__READING PASSAGE__.
--- START ---

How can I avoid duplicate content in ASP.NET MVC due to case-insensitive URLs and defaults?
Asked Answered
C

7

24

Edit: Now I need to solve this problem for real, I did a little more investigation and came up with a number of things to reduce duplicate content. I posted detailed code samples on my blog: Reducing Duplicate Content with ASP.NET MVC

First post - go easy if I've marked this up wrong or tagged it badly :P

In Microsoft's new ASP.NET MVC framework it seems there are two things that could cause your content to be served up at multiple URLs (something which Google penalize for and will cause your PageRank to be split across them):

  • Case-insensitive URLs
  • Default URL

You can set the default controller/action to serve up for requests to the root of your domain. Let's say we choose HomeController/Index. We end up with the following URLs serving up the same content:

  • example.com/
  • example.com/Home/Index

Now if people start linking to both of these then PageRank would be split. Google would also consider it duplicate content and penalize one of them to avoid duplicates in their results.

On top of this, the URLs are not case sensitive, so we actually get the same content for these URLs too:

  • example.com/Home/Index
  • example.com/home/index
  • example.com/Home/index
  • example.com/home/Index
  • (the list goes on)

So, the question... How do I avoid these penalties? I would like:

  • All requests for the default action to be redirected (301 status) to the same URL
  • All URLs to be case sensitive

Possible?

Choosey answered 4/10, 2008 at 19:32 Comment(1)
Make sure you're not redirecting requests for images/style sheets/etc if they're in uppercased folders, as this will create a lot more round-tripping, meaning more latency for your visitors and more CPU/bandwidth for your site.Christoffer
P
3

Bump!

MVC 5 Now Supports producing only lowercase URLs and common trailing slash policy.

    public static void RegisterRoutes(RouteCollection routes)
    {
        routes.LowercaseUrls = true;
        routes.AppendTrailingSlash = false;
     }

Also on my application to avoid duplicate content on different Domains/Ip/Letter Casing etc...

http://yourdomain.example/en

https://yourClientIdAt.YourHostingPacket.example/

I tend to produce Canonical URLs based on a PrimaryDomain - Protocol - Controller - Language - Action

public static String GetCanonicalUrl(RouteData route,String host,string protocol)
{
    //These rely on the convention that all your links will be lowercase!
    string actionName = route.Values["action"].ToString().ToLower();
    string controllerName = route.Values["controller"].ToString().ToLower();
    //If your app is multilanguage and your route contains a language parameter then lowercase it also to prevent EN/en/ etc....
    //string language = route.Values["language"].ToString().ToLower();
    return String.Format("{0}://{1}/{2}/{3}/{4}", protocol, host, language, controllerName, actionName);
}

Then you can use @Gabe Sumner's answer to redirect to your action's canonical URL if the current request URL doesn't match it.

Procaine answered 22/12, 2016 at 9:16 Comment(1)
Cool; changed this to the accepted answer since it seems more relevant now :-)Choosey
S
11

I was working on this as well. I will obviously defer to ScottGu on this. I humbly offer my solution to this problem as well though.

--- END ---

__PROVIDED DATA__.
--- START ---

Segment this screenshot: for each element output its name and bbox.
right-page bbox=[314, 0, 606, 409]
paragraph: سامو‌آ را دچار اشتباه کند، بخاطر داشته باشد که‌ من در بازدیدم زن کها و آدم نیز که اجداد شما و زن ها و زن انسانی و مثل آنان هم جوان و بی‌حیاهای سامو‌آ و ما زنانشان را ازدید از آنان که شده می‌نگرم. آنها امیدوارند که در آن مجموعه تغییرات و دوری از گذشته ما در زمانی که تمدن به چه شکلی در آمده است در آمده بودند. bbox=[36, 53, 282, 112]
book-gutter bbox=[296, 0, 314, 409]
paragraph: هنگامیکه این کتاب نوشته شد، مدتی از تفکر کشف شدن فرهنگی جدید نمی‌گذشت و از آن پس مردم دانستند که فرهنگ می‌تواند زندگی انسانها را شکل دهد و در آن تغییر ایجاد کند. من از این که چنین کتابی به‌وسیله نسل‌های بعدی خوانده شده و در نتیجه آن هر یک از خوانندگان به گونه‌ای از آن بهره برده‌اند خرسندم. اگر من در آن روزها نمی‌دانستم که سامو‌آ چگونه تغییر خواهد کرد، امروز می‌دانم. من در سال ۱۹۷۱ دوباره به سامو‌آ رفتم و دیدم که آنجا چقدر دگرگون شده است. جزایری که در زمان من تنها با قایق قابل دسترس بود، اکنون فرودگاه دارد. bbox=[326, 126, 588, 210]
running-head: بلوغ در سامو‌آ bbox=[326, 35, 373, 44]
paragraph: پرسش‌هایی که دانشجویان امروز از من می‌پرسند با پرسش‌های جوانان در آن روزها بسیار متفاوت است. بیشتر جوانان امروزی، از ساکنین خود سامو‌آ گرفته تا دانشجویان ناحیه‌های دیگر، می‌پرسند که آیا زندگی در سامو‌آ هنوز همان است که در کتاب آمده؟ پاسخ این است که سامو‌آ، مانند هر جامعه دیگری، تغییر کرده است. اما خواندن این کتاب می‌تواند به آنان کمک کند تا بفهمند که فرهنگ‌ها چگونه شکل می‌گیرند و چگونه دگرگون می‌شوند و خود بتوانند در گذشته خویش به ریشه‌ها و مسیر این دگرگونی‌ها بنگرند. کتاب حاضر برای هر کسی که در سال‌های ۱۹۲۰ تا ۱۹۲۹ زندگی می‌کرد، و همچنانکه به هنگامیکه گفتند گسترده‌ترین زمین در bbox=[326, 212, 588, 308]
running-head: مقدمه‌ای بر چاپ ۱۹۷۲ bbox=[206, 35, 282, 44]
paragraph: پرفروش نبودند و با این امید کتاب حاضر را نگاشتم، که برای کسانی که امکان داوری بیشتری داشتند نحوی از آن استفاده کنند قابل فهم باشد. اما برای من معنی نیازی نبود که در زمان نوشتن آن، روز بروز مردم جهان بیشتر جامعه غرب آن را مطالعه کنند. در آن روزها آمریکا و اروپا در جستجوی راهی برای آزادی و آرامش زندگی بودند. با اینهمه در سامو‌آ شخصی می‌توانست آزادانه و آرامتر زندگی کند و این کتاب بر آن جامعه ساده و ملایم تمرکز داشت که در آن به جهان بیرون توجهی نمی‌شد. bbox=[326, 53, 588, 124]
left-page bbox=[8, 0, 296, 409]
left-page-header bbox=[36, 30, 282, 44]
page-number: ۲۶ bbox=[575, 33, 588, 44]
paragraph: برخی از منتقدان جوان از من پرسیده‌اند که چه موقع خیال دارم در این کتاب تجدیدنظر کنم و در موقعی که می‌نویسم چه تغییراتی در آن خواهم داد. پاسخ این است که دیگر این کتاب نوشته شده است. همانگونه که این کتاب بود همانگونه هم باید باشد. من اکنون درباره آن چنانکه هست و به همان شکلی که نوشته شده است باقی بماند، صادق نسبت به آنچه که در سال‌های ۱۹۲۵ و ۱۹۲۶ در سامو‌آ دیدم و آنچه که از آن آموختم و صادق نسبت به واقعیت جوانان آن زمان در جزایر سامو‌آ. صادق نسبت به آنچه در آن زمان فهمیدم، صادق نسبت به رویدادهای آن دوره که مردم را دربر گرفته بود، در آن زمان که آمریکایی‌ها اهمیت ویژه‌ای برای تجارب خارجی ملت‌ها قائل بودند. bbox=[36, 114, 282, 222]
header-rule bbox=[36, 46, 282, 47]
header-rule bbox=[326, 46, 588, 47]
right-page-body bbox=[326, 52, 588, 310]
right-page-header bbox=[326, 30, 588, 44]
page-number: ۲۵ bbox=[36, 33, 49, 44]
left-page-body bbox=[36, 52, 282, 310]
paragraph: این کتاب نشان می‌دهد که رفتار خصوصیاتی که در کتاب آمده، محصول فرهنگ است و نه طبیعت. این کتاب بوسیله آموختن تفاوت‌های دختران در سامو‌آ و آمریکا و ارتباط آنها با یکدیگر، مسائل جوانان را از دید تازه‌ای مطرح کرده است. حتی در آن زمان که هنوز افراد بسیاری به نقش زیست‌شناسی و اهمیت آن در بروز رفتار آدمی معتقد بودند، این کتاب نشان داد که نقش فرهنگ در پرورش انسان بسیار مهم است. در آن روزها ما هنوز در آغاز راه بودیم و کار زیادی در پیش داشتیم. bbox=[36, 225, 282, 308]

--- END ---

For the thread on duplicate content in ASP.NET MVC, mark each statement yes or no according to the thread, and quote the exact words that decide it. (a) The asker wants all URLs to be case sensitive. (b) The MVC 5 answer sets AppendTrailingSlash to true. (c) The comment on the question warns against redirecting requests for images or style sheets kept in uppercased folders.

__EXERCISE SOLUTION__.
(a) Yes: "All URLs to be case sensitive"
(b) No: "routes.AppendTrailingSlash = false;"
(c) Yes: "Make sure you're not redirecting requests for images/style sheets/etc if they're in uppercased folders"